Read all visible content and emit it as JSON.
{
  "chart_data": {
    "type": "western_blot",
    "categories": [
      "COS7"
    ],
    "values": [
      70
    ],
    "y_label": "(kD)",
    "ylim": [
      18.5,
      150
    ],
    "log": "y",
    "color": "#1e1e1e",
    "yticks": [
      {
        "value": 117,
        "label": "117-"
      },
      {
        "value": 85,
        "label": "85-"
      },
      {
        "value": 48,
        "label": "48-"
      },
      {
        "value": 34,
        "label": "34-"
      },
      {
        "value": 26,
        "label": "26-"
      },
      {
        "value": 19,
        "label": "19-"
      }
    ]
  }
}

===============

> _Aim of the task_
Every line above should be written out again exactly as it stands.

> _The completed task_
Read all visible content and emit it as JSON.
{
  "chart_data": {
    "type": "western_blot",
    "categories": [
      "COS7"
    ],
    "values": [
      70
    ],
    "y_label": "(kD)",
    "ylim": [
      18.5,
      150
    ],
    "log": "y",
    "color": "#1e1e1e",
    "yticks": [
      {
        "value": 117,
        "label": "117-"
      },
      {
        "value": 85,
        "label": "85-"
      },
      {
        "value": 48,
        "label": "48-"
      },
      {
        "value": 34,
        "label": "34-"
      },
      {
        "value": 26,
        "label": "26-"
      },
      {
        "value": 19,
        "label": "19-"
      }
    ]
  }
}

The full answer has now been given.